OBJECTIVE: Using the data below, gather each line that includes the word "officium".

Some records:

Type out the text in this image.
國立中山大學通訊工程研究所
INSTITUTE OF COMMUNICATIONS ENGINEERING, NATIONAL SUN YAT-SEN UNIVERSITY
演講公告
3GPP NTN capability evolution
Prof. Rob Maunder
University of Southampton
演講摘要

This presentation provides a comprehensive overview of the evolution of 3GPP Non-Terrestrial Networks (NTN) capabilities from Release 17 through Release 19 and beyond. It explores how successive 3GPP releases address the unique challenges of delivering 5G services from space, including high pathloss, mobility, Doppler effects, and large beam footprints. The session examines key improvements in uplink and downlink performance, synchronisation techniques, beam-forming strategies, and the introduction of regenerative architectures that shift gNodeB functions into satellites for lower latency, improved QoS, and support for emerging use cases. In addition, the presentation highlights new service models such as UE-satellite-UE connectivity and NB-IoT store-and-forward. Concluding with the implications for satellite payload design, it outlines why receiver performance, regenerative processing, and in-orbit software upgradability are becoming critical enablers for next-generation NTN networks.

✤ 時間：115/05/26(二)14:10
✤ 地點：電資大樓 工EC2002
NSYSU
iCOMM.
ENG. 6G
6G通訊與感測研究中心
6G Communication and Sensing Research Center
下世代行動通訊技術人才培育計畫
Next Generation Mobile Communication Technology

--

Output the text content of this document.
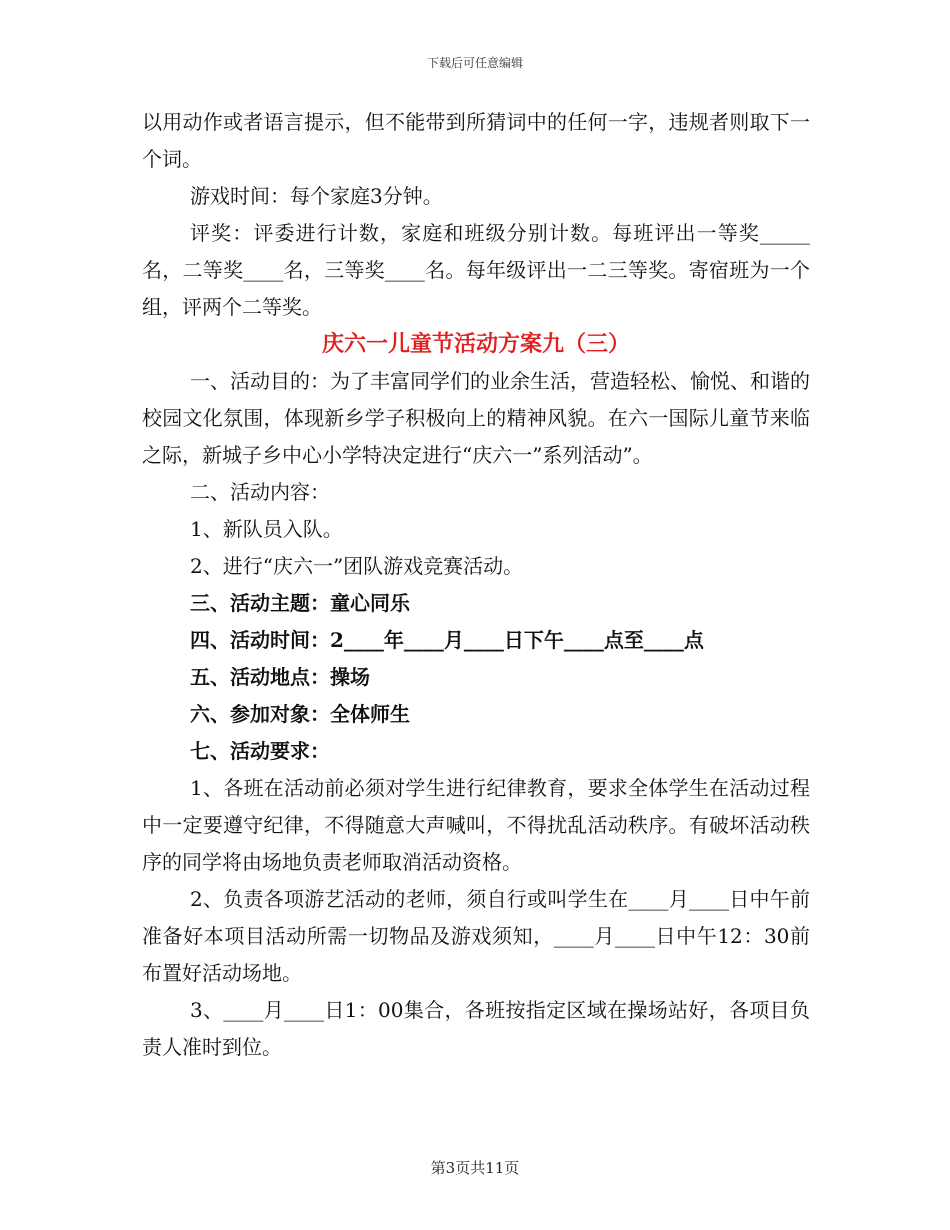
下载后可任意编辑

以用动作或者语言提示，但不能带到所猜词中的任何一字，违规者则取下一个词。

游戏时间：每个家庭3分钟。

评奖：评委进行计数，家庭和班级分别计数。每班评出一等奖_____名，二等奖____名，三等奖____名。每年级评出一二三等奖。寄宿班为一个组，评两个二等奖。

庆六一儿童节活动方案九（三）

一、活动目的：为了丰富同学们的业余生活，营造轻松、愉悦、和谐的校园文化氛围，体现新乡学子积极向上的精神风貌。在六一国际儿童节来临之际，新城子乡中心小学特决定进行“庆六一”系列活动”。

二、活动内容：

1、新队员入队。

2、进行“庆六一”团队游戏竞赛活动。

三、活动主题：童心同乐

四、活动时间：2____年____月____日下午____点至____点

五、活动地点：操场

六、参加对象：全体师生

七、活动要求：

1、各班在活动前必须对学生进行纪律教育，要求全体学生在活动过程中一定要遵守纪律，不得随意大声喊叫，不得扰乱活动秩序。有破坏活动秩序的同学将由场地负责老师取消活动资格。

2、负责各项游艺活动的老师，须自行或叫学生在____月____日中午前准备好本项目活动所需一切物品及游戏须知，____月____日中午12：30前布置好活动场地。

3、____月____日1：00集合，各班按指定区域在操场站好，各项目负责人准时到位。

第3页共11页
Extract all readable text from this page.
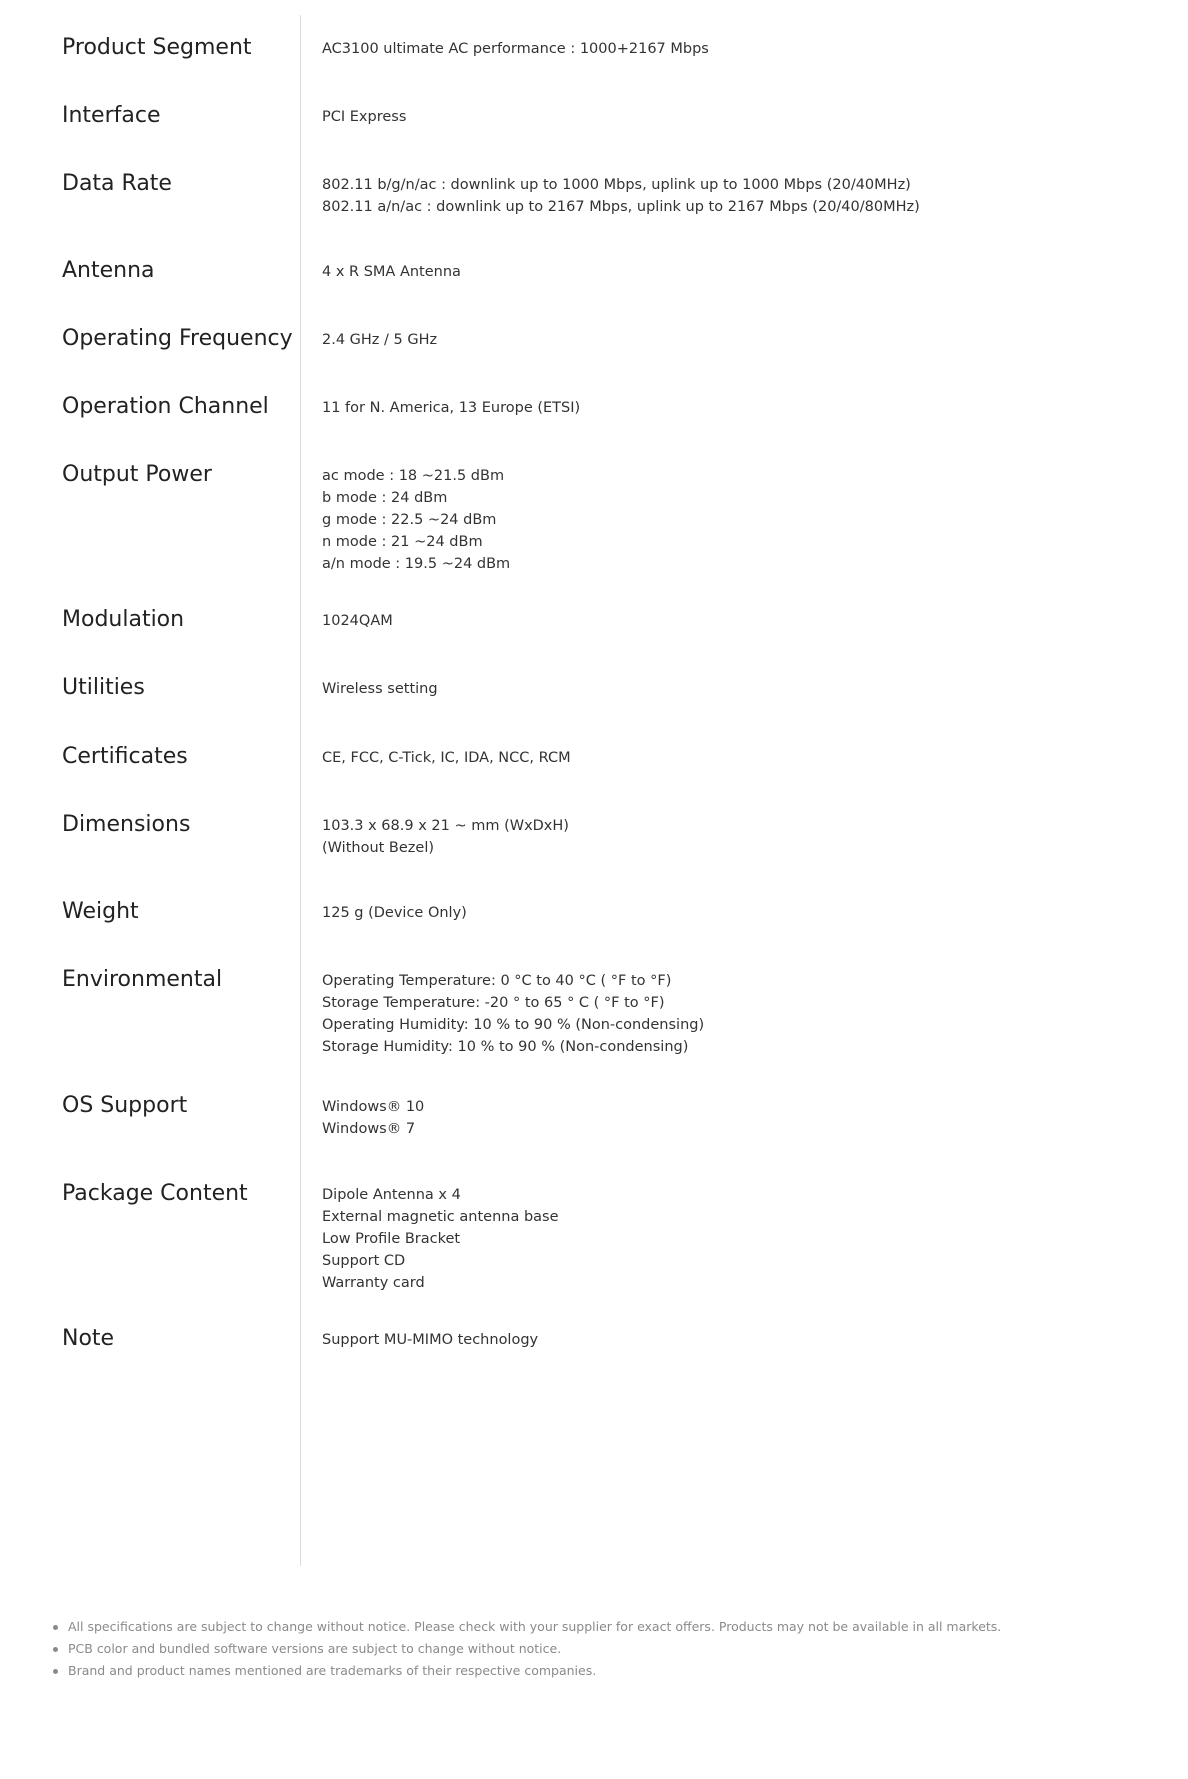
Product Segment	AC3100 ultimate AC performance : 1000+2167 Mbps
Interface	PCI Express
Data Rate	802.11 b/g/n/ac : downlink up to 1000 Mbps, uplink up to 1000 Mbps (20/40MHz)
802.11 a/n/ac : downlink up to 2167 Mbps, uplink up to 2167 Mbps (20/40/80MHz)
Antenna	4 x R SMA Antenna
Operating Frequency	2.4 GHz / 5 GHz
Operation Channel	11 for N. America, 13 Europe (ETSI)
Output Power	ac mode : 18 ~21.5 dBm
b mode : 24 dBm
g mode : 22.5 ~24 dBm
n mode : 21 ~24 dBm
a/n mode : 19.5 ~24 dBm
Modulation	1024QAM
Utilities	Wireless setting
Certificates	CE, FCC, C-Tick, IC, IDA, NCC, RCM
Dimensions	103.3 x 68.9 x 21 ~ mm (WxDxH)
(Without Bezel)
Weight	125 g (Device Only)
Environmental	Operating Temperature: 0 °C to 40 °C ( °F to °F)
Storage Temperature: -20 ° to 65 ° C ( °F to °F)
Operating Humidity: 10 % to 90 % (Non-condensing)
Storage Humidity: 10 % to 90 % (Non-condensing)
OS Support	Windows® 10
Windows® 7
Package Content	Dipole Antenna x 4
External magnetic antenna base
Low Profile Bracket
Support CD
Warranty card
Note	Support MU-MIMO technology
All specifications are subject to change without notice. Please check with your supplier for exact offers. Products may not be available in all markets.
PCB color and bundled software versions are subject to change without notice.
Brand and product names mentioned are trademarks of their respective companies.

==

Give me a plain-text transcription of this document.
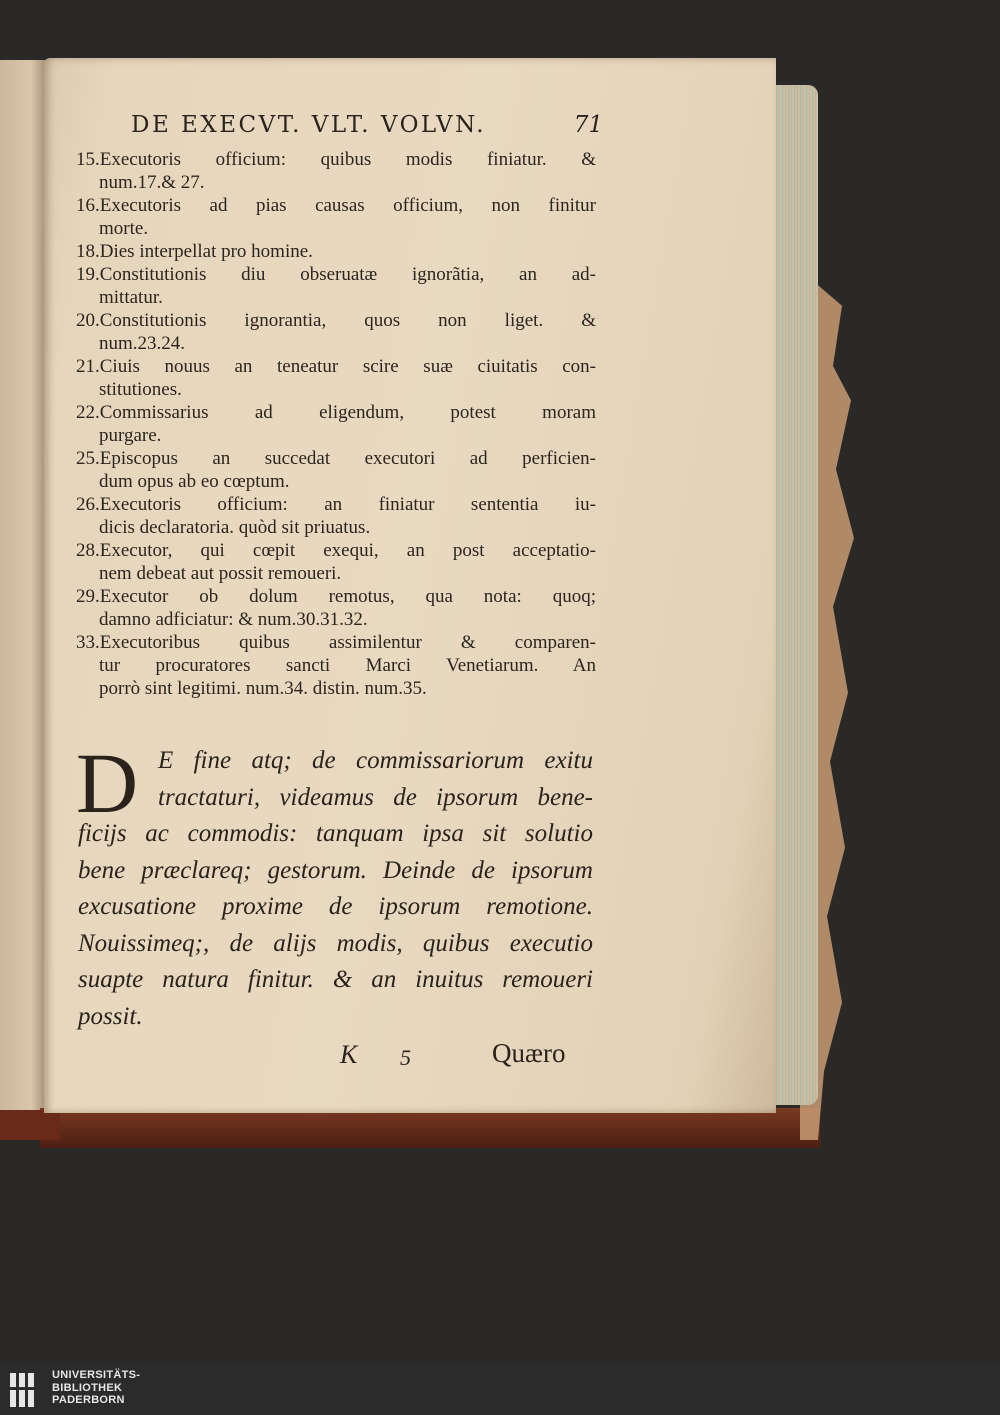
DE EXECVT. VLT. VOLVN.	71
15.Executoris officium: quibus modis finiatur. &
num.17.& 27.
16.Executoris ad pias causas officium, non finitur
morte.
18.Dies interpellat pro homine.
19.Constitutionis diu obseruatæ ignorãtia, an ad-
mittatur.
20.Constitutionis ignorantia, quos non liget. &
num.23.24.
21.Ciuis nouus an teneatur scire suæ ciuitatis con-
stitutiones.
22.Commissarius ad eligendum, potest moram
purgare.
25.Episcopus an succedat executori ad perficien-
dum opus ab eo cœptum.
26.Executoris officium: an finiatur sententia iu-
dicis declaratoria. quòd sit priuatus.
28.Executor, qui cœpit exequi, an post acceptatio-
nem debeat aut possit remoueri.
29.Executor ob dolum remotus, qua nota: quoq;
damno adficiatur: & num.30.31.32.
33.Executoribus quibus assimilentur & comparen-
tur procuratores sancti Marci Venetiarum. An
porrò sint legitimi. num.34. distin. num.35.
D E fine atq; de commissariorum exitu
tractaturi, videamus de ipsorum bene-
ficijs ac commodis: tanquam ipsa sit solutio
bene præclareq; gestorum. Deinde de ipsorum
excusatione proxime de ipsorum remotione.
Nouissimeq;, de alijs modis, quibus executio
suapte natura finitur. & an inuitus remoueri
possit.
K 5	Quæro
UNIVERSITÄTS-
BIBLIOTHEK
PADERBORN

IN RESPONSE:
15.Executoris officium: quibus modis finiatur. &
16.Executoris ad pias causas officium, non finitur
26.Executoris officium: an finiatur sententia iu-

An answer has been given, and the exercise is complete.